The data must be returned in full and exactly as given.

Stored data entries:

'''

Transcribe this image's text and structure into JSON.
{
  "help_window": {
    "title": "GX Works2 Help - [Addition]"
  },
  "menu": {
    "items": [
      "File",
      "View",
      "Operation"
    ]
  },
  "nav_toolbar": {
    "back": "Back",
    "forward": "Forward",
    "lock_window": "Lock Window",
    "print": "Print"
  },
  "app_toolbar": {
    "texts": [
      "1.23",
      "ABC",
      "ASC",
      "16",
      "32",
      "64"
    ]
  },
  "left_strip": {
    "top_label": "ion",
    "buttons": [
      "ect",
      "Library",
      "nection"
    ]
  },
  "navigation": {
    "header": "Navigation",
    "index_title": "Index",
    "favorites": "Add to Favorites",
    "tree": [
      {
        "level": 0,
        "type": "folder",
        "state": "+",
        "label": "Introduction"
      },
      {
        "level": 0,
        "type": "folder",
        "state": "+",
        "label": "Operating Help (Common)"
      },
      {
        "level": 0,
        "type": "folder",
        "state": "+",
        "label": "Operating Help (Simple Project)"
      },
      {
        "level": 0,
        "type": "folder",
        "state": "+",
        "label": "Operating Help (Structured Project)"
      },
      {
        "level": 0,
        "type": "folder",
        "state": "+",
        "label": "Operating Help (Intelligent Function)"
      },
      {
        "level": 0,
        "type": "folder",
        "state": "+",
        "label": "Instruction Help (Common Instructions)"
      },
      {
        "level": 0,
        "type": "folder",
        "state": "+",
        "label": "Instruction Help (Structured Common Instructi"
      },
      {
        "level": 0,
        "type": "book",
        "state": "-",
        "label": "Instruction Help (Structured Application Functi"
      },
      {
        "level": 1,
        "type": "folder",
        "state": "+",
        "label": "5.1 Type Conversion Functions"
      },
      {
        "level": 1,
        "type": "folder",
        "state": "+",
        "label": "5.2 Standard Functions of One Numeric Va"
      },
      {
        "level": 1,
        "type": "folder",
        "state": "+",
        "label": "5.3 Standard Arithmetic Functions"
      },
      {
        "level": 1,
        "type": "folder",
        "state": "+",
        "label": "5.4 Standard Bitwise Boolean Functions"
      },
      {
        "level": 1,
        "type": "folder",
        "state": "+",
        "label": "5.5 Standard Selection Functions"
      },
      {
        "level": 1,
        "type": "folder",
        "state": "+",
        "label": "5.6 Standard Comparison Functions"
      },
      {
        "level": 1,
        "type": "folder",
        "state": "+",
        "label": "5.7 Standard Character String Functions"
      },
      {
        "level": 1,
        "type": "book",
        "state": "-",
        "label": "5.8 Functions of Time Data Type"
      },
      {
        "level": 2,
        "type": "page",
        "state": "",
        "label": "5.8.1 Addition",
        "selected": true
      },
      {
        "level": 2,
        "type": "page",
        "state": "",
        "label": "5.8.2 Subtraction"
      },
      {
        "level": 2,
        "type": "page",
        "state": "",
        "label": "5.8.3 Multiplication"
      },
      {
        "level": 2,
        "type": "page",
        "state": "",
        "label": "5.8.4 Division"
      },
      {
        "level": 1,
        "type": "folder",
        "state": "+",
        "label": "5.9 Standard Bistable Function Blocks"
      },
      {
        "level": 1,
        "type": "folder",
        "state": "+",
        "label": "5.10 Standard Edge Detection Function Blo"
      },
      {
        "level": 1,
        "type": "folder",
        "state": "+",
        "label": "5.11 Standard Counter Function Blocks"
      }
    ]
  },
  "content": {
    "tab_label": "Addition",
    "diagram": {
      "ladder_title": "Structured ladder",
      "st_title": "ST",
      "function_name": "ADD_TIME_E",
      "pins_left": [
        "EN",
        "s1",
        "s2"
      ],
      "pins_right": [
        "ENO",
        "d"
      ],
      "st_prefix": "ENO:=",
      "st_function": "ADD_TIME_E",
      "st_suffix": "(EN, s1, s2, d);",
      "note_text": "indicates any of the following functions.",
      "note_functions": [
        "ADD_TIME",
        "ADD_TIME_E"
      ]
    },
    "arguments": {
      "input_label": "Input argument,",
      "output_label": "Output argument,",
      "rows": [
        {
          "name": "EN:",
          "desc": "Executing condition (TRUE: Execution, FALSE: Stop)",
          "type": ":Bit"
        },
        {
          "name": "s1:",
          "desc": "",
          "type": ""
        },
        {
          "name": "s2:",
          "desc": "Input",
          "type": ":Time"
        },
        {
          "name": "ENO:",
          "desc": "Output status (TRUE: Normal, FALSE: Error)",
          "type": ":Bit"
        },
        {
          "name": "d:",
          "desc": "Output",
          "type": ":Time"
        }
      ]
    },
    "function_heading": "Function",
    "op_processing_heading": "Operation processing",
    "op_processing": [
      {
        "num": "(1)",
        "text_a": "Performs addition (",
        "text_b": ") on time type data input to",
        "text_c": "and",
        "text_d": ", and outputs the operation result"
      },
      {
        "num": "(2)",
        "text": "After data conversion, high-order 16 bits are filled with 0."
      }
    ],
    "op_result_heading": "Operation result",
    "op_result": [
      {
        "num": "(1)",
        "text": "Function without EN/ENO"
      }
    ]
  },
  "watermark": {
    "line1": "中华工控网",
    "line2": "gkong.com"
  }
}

'''

- Exercise solution
Transcribe this image's text and structure into JSON.
{
  "help_window": {
    "title": "GX Works2 Help - [Addition]"
  },
  "menu": {
    "items": [
      "File",
      "View",
      "Operation"
    ]
  },
  "nav_toolbar": {
    "back": "Back",
    "forward": "Forward",
    "lock_window": "Lock Window",
    "print": "Print"
  },
  "app_toolbar": {
    "texts": [
      "1.23",
      "ABC",
      "ASC",
      "16",
      "32",
      "64"
    ]
  },
  "left_strip": {
    "top_label": "ion",
    "buttons": [
      "ect",
      "Library",
      "nection"
    ]
  },
  "navigation": {
    "header": "Navigation",
    "index_title": "Index",
    "favorites": "Add to Favorites",
    "tree": [
      {
        "level": 0,
        "type": "folder",
        "state": "+",
        "label": "Introduction"
      },
      {
        "level": 0,
        "type": "folder",
        "state": "+",
        "label": "Operating Help (Common)"
      },
      {
        "level": 0,
        "type": "folder",
        "state": "+",
        "label": "Operating Help (Simple Project)"
      },
      {
        "level": 0,
        "type": "folder",
        "state": "+",
        "label": "Operating Help (Structured Project)"
      },
      {
        "level": 0,
        "type": "folder",
        "state": "+",
        "label": "Operating Help (Intelligent Function)"
      },
      {
        "level": 0,
        "type": "folder",
        "state": "+",
        "label": "Instruction Help (Common Instructions)"
      },
      {
        "level": 0,
        "type": "folder",
        "state": "+",
        "label": "Instruction Help (Structured Common Instructi"
      },
      {
        "level": 0,
        "type": "book",
        "state": "-",
        "label": "Instruction Help (Structured Application Functi"
      },
      {
        "level": 1,
        "type": "folder",
        "state": "+",
        "label": "5.1 Type Conversion Functions"
      },
      {
        "level": 1,
        "type": "folder",
        "state": "+",
        "label": "5.2 Standard Functions of One Numeric Va"
      },
      {
        "level": 1,
        "type": "folder",
        "state": "+",
        "label": "5.3 Standard Arithmetic Functions"
      },
      {
        "level": 1,
        "type": "folder",
        "state": "+",
        "label": "5.4 Standard Bitwise Boolean Functions"
      },
      {
        "level": 1,
        "type": "folder",
        "state": "+",
        "label": "5.5 Standard Selection Functions"
      },
      {
        "level": 1,
        "type": "folder",
        "state": "+",
        "label": "5.6 Standard Comparison Functions"
      },
      {
        "level": 1,
        "type": "folder",
        "state": "+",
        "label": "5.7 Standard Character String Functions"
      },
      {
        "level": 1,
        "type": "book",
        "state": "-",
        "label": "5.8 Functions of Time Data Type"
      },
      {
        "level": 2,
        "type": "page",
        "state": "",
        "label": "5.8.1 Addition",
        "selected": true
      },
      {
        "level": 2,
        "type": "page",
        "state": "",
        "label": "5.8.2 Subtraction"
      },
      {
        "level": 2,
        "type": "page",
        "state": "",
        "label": "5.8.3 Multiplication"
      },
      {
        "level": 2,
        "type": "page",
        "state": "",
        "label": "5.8.4 Division"
      },
      {
        "level": 1,
        "type": "folder",
        "state": "+",
        "label": "5.9 Standard Bistable Function Blocks"
      },
      {
        "level": 1,
        "type": "folder",
        "state": "+",
        "label": "5.10 Standard Edge Detection Function Blo"
      },
      {
        "level": 1,
        "type": "folder",
        "state": "+",
        "label": "5.11 Standard Counter Function Blocks"
      }
    ]
  },
  "content": {
    "tab_label": "Addition",
    "diagram": {
      "ladder_title": "Structured ladder",
      "st_title": "ST",
      "function_name": "ADD_TIME_E",
      "pins_left": [
        "EN",
        "s1",
        "s2"
      ],
      "pins_right": [
        "ENO",
        "d"
      ],
      "st_prefix": "ENO:=",
      "st_function": "ADD_TIME_E",
      "st_suffix": "(EN, s1, s2, d);",
      "note_text": "indicates any of the following functions.",
      "note_functions": [
        "ADD_TIME",
        "ADD_TIME_E"
      ]
    },
    "arguments": {
      "input_label": "Input argument,",
      "output_label": "Output argument,",
      "rows": [
        {
          "name": "EN:",
          "desc": "Executing condition (TRUE: Execution, FALSE: Stop)",
          "type": ":Bit"
        },
        {
          "name": "s1:",
          "desc": "",
          "type": ""
        },
        {
          "name": "s2:",
          "desc": "Input",
          "type": ":Time"
        },
        {
          "name": "ENO:",
          "desc": "Output status (TRUE: Normal, FALSE: Error)",
          "type": ":Bit"
        },
        {
          "name": "d:",
          "desc": "Output",
          "type": ":Time"
        }
      ]
    },
    "function_heading": "Function",
    "op_processing_heading": "Operation processing",
    "op_processing": [
      {
        "num": "(1)",
        "text_a": "Performs addition (",
        "text_b": ") on time type data input to",
        "text_c": "and",
        "text_d": ", and outputs the operation result"
      },
      {
        "num": "(2)",
        "text": "After data conversion, high-order 16 bits are filled with 0."
      }
    ],
    "op_result_heading": "Operation result",
    "op_result": [
      {
        "num": "(1)",
        "text": "Function without EN/ENO"
      }
    ]
  },
  "watermark": {
    "line1": "中华工控网",
    "line2": "gkong.com"
  }
}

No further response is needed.